Raw records:
*-*-*

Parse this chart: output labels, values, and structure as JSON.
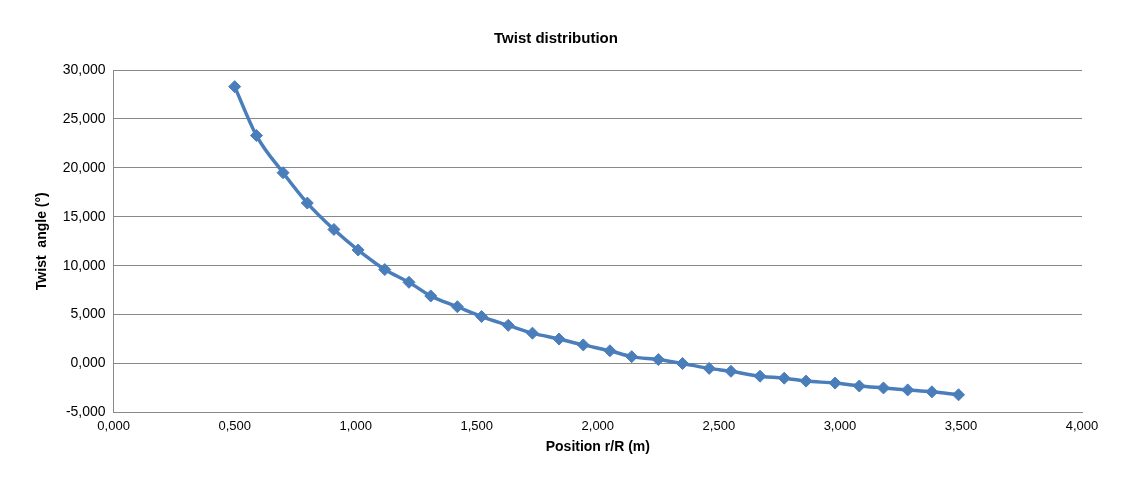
{
  "chart_data": {
    "type": "line",
    "title": "Twist distribution",
    "xlabel": "Position r/R (m)",
    "ylabel": "Twist  angle (°)",
    "x": [
      0.5,
      0.59,
      0.7,
      0.8,
      0.91,
      1.01,
      1.12,
      1.22,
      1.31,
      1.42,
      1.52,
      1.63,
      1.73,
      1.84,
      1.94,
      2.05,
      2.14,
      2.25,
      2.35,
      2.46,
      2.55,
      2.67,
      2.77,
      2.86,
      2.98,
      3.08,
      3.18,
      3.28,
      3.38,
      3.49
    ],
    "series": [
      {
        "color": "#4a7ebb",
        "values": [
          28.3,
          23.3,
          19.5,
          16.4,
          13.7,
          11.6,
          9.6,
          8.3,
          6.9,
          5.8,
          4.8,
          3.9,
          3.1,
          2.5,
          1.9,
          1.3,
          0.7,
          0.4,
          0.0,
          -0.5,
          -0.8,
          -1.3,
          -1.5,
          -1.8,
          -2.0,
          -2.3,
          -2.5,
          -2.7,
          -2.9,
          -3.2
        ]
      }
    ],
    "xlim": [
      0,
      4
    ],
    "xticks": [
      {
        "value": 0,
        "label": "0,000"
      },
      {
        "value": 0.5,
        "label": "0,500"
      },
      {
        "value": 1,
        "label": "1,000"
      },
      {
        "value": 1.5,
        "label": "1,500"
      },
      {
        "value": 2,
        "label": "2,000"
      },
      {
        "value": 2.5,
        "label": "2,500"
      },
      {
        "value": 3,
        "label": "3,000"
      },
      {
        "value": 3.5,
        "label": "3,500"
      },
      {
        "value": 4,
        "label": "4,000"
      }
    ],
    "ylim": [
      -5,
      30
    ],
    "yticks": [
      {
        "value": -5,
        "label": "-5,000"
      },
      {
        "value": 0,
        "label": "0,000"
      },
      {
        "value": 5,
        "label": "5,000"
      },
      {
        "value": 10,
        "label": "10,000"
      },
      {
        "value": 15,
        "label": "15,000"
      },
      {
        "value": 20,
        "label": "20,000"
      },
      {
        "value": 25,
        "label": "25,000"
      },
      {
        "value": 30,
        "label": "30,000"
      }
    ],
    "grid": "y",
    "marker": "diamond",
    "line_style": "solid",
    "legend": false
  }
}
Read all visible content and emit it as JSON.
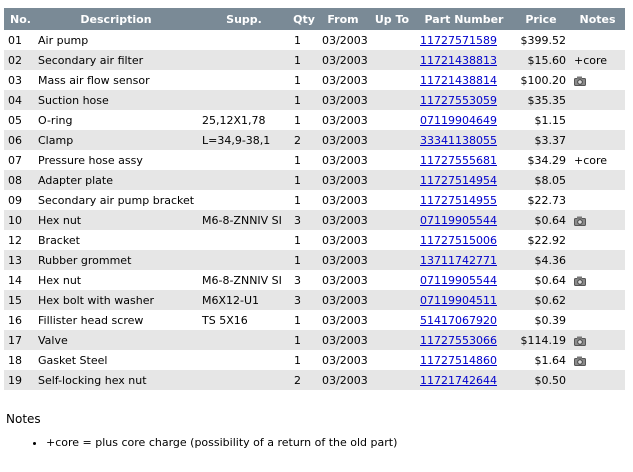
{
  "table": {
    "headers": {
      "no": "No.",
      "description": "Description",
      "supp": "Supp.",
      "qty": "Qty",
      "from": "From",
      "upto": "Up To",
      "part_number": "Part Number",
      "price": "Price",
      "notes": "Notes"
    },
    "rows": [
      {
        "no": "01",
        "description": "Air pump",
        "supp": "",
        "qty": "1",
        "from": "03/2003",
        "upto": "",
        "part_number": "11727571589",
        "price": "$399.52",
        "notes": "",
        "camera": false
      },
      {
        "no": "02",
        "description": "Secondary air filter",
        "supp": "",
        "qty": "1",
        "from": "03/2003",
        "upto": "",
        "part_number": "11721438813",
        "price": "$15.60",
        "notes": "+core",
        "camera": false
      },
      {
        "no": "03",
        "description": "Mass air flow sensor",
        "supp": "",
        "qty": "1",
        "from": "03/2003",
        "upto": "",
        "part_number": "11721438814",
        "price": "$100.20",
        "notes": "",
        "camera": true
      },
      {
        "no": "04",
        "description": "Suction hose",
        "supp": "",
        "qty": "1",
        "from": "03/2003",
        "upto": "",
        "part_number": "11727553059",
        "price": "$35.35",
        "notes": "",
        "camera": false
      },
      {
        "no": "05",
        "description": "O-ring",
        "supp": "25,12X1,78",
        "qty": "1",
        "from": "03/2003",
        "upto": "",
        "part_number": "07119904649",
        "price": "$1.15",
        "notes": "",
        "camera": false
      },
      {
        "no": "06",
        "description": "Clamp",
        "supp": "L=34,9-38,1",
        "qty": "2",
        "from": "03/2003",
        "upto": "",
        "part_number": "33341138055",
        "price": "$3.37",
        "notes": "",
        "camera": false
      },
      {
        "no": "07",
        "description": "Pressure hose assy",
        "supp": "",
        "qty": "1",
        "from": "03/2003",
        "upto": "",
        "part_number": "11727555681",
        "price": "$34.29",
        "notes": "+core",
        "camera": false
      },
      {
        "no": "08",
        "description": "Adapter plate",
        "supp": "",
        "qty": "1",
        "from": "03/2003",
        "upto": "",
        "part_number": "11727514954",
        "price": "$8.05",
        "notes": "",
        "camera": false
      },
      {
        "no": "09",
        "description": "Secondary air pump bracket",
        "supp": "",
        "qty": "1",
        "from": "03/2003",
        "upto": "",
        "part_number": "11727514955",
        "price": "$22.73",
        "notes": "",
        "camera": false
      },
      {
        "no": "10",
        "description": "Hex nut",
        "supp": "M6-8-ZNNIV SI",
        "qty": "3",
        "from": "03/2003",
        "upto": "",
        "part_number": "07119905544",
        "price": "$0.64",
        "notes": "",
        "camera": true
      },
      {
        "no": "12",
        "description": "Bracket",
        "supp": "",
        "qty": "1",
        "from": "03/2003",
        "upto": "",
        "part_number": "11727515006",
        "price": "$22.92",
        "notes": "",
        "camera": false
      },
      {
        "no": "13",
        "description": "Rubber grommet",
        "supp": "",
        "qty": "1",
        "from": "03/2003",
        "upto": "",
        "part_number": "13711742771",
        "price": "$4.36",
        "notes": "",
        "camera": false
      },
      {
        "no": "14",
        "description": "Hex nut",
        "supp": "M6-8-ZNNIV SI",
        "qty": "3",
        "from": "03/2003",
        "upto": "",
        "part_number": "07119905544",
        "price": "$0.64",
        "notes": "",
        "camera": true
      },
      {
        "no": "15",
        "description": "Hex bolt with washer",
        "supp": "M6X12-U1",
        "qty": "3",
        "from": "03/2003",
        "upto": "",
        "part_number": "07119904511",
        "price": "$0.62",
        "notes": "",
        "camera": false
      },
      {
        "no": "16",
        "description": "Fillister head screw",
        "supp": "TS 5X16",
        "qty": "1",
        "from": "03/2003",
        "upto": "",
        "part_number": "51417067920",
        "price": "$0.39",
        "notes": "",
        "camera": false
      },
      {
        "no": "17",
        "description": "Valve",
        "supp": "",
        "qty": "1",
        "from": "03/2003",
        "upto": "",
        "part_number": "11727553066",
        "price": "$114.19",
        "notes": "",
        "camera": true
      },
      {
        "no": "18",
        "description": "Gasket Steel",
        "supp": "",
        "qty": "1",
        "from": "03/2003",
        "upto": "",
        "part_number": "11727514860",
        "price": "$1.64",
        "notes": "",
        "camera": true
      },
      {
        "no": "19",
        "description": "Self-locking hex nut",
        "supp": "",
        "qty": "2",
        "from": "03/2003",
        "upto": "",
        "part_number": "11721742644",
        "price": "$0.50",
        "notes": "",
        "camera": false
      }
    ]
  },
  "notes": {
    "title": "Notes",
    "items": [
      "+core = plus core charge (possibility of a return of the old part)"
    ]
  },
  "icons": {
    "camera": "camera-icon"
  },
  "colors": {
    "header_bg": "#7a8a96",
    "row_alt_bg": "#e6e6e6",
    "link": "#0000cc"
  }
}
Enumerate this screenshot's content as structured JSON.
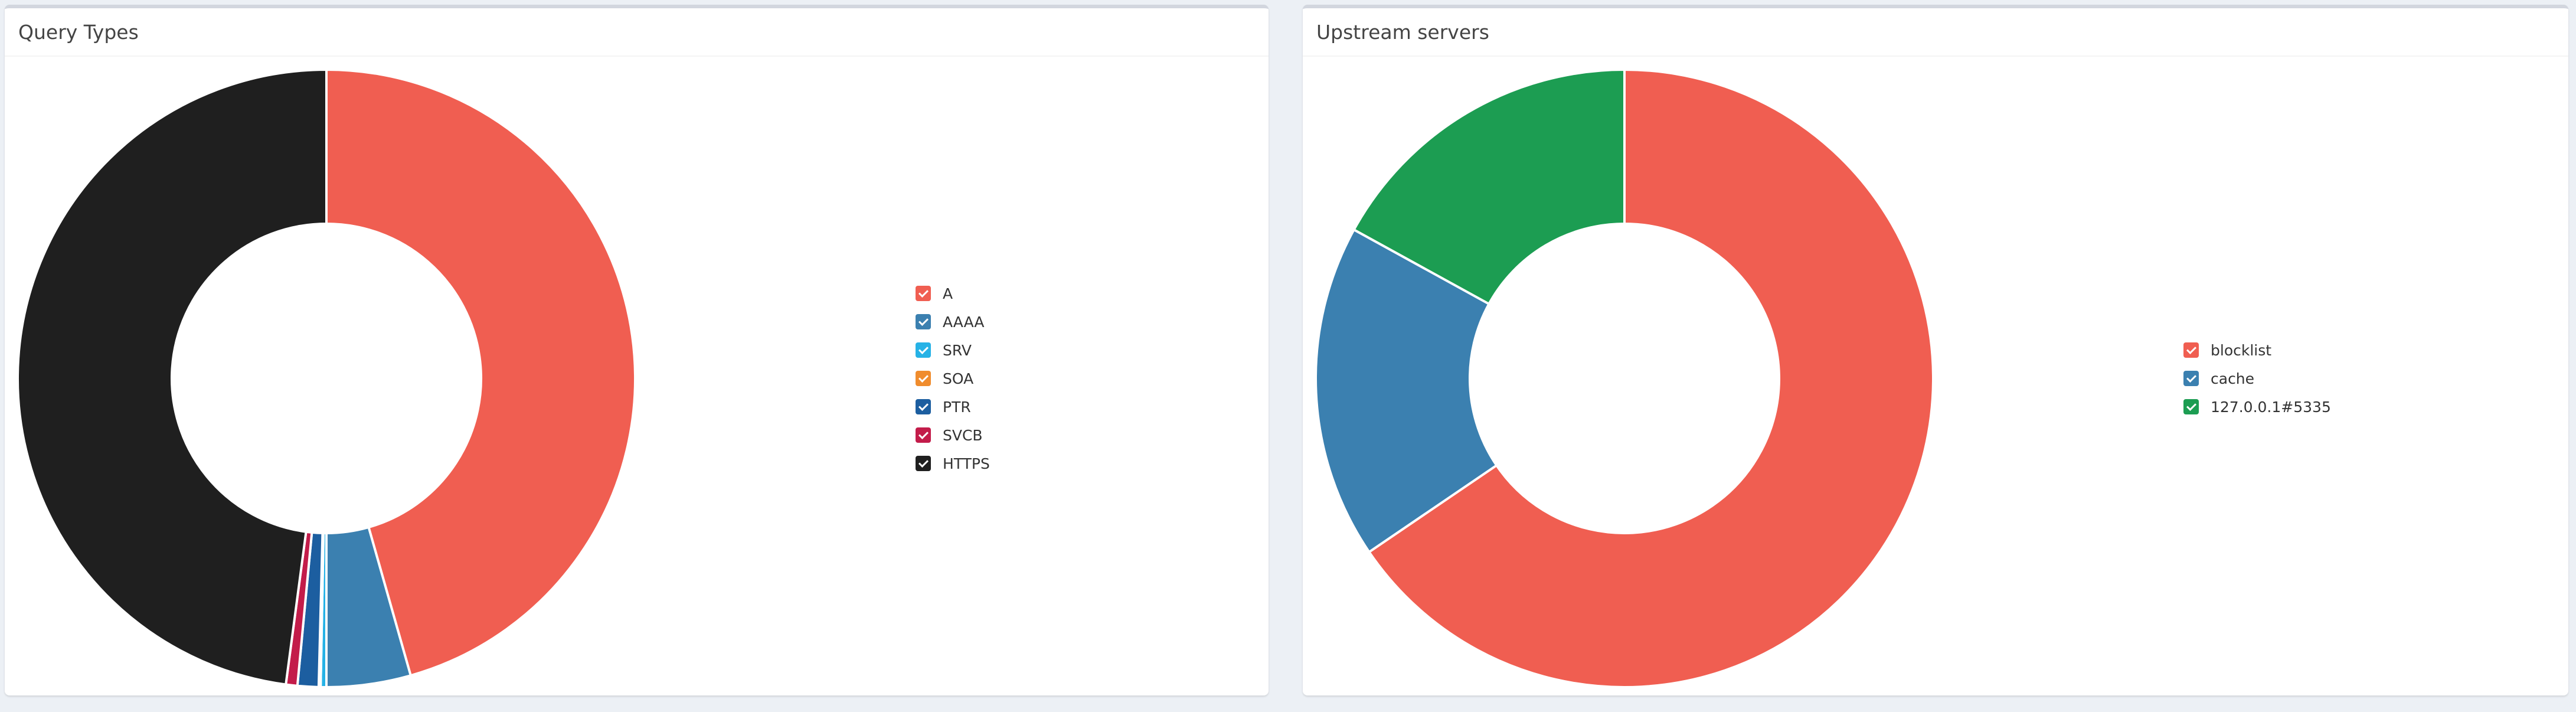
{
  "chart_data": [
    {
      "type": "pie",
      "title": "Query Types",
      "categories": [
        "A",
        "AAAA",
        "SRV",
        "SOA",
        "PTR",
        "SVCB",
        "HTTPS"
      ],
      "values": [
        45.6,
        4.4,
        0.3,
        0.1,
        1.1,
        0.6,
        47.9
      ],
      "colors": [
        "#f05e51",
        "#3b80b0",
        "#26b2e6",
        "#f08c2d",
        "#1c5ea0",
        "#c31c4a",
        "#1f1f1f"
      ],
      "legend_position": "right"
    },
    {
      "type": "pie",
      "title": "Upstream servers",
      "categories": [
        "blocklist",
        "cache",
        "127.0.0.1#5335"
      ],
      "values": [
        65.5,
        17.5,
        17.0
      ],
      "colors": [
        "#f05e51",
        "#3b80b0",
        "#1c9d52"
      ],
      "legend_position": "right"
    }
  ]
}
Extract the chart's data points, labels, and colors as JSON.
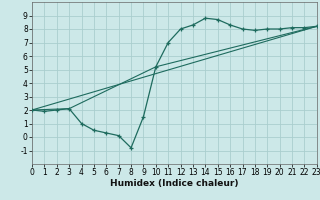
{
  "background_color": "#cce8e8",
  "grid_color": "#aacece",
  "line_color": "#1e6b5e",
  "xlabel": "Humidex (Indice chaleur)",
  "xlim": [
    0,
    23
  ],
  "ylim": [
    -2,
    10
  ],
  "xticks": [
    0,
    1,
    2,
    3,
    4,
    5,
    6,
    7,
    8,
    9,
    10,
    11,
    12,
    13,
    14,
    15,
    16,
    17,
    18,
    19,
    20,
    21,
    22,
    23
  ],
  "yticks": [
    -1,
    0,
    1,
    2,
    3,
    4,
    5,
    6,
    7,
    8,
    9
  ],
  "line1_x": [
    0,
    1,
    2,
    3,
    4,
    5,
    6,
    7,
    8,
    9,
    10,
    11,
    12,
    13,
    14,
    15,
    16,
    17,
    18,
    19,
    20,
    21,
    22,
    23
  ],
  "line1_y": [
    2.0,
    1.9,
    2.0,
    2.1,
    1.0,
    0.5,
    0.3,
    0.1,
    -0.8,
    1.5,
    5.2,
    7.0,
    8.0,
    8.3,
    8.8,
    8.7,
    8.3,
    8.0,
    7.9,
    8.0,
    8.0,
    8.1,
    8.1,
    8.2
  ],
  "line2_x": [
    0,
    3,
    10,
    23
  ],
  "line2_y": [
    2.0,
    2.1,
    5.2,
    8.2
  ],
  "line3_x": [
    0,
    23
  ],
  "line3_y": [
    2.0,
    8.2
  ],
  "tick_fontsize": 5.5,
  "xlabel_fontsize": 6.5
}
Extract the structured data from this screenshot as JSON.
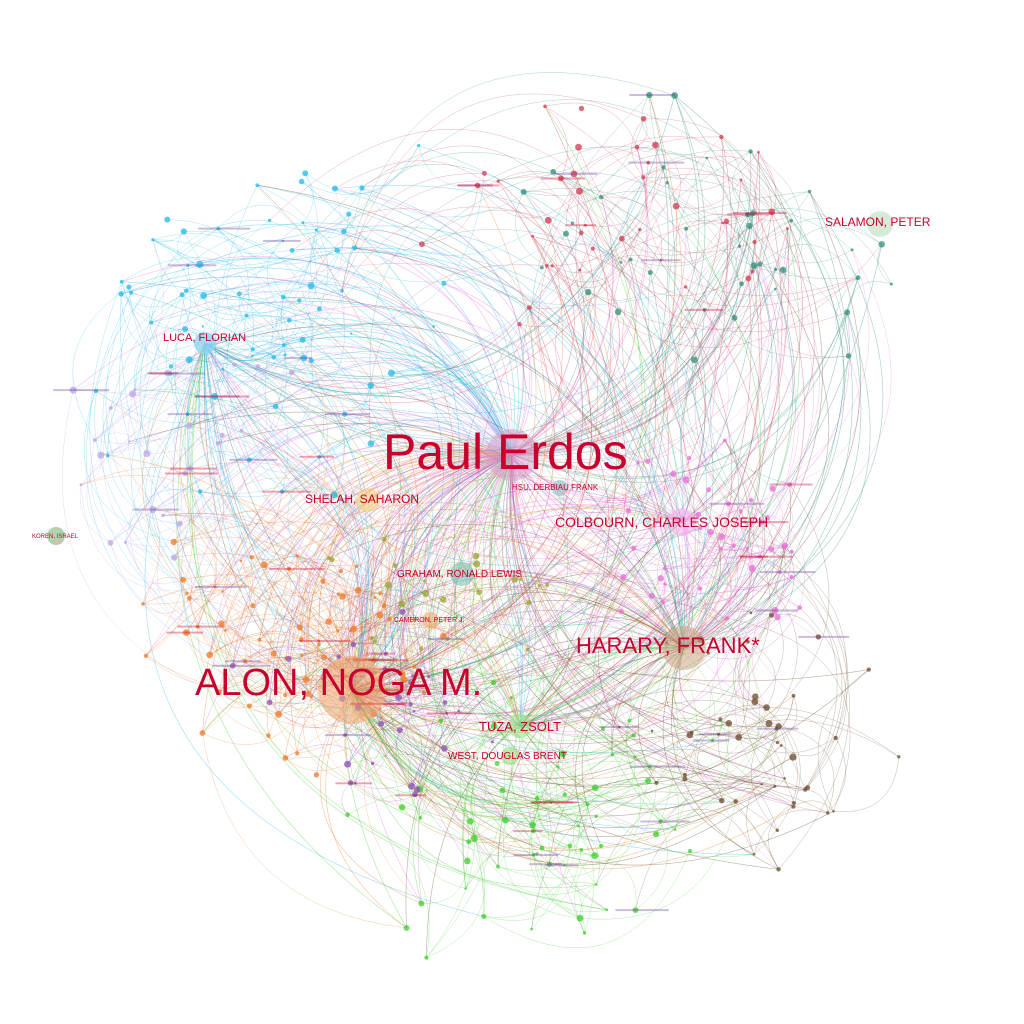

*-*-*

Problem to solve:
Identify the lines above that contain the word "hose", then copy them.

Response for this exercise:
        "description": "Suction hose",
        "description": "Pressure hose assy",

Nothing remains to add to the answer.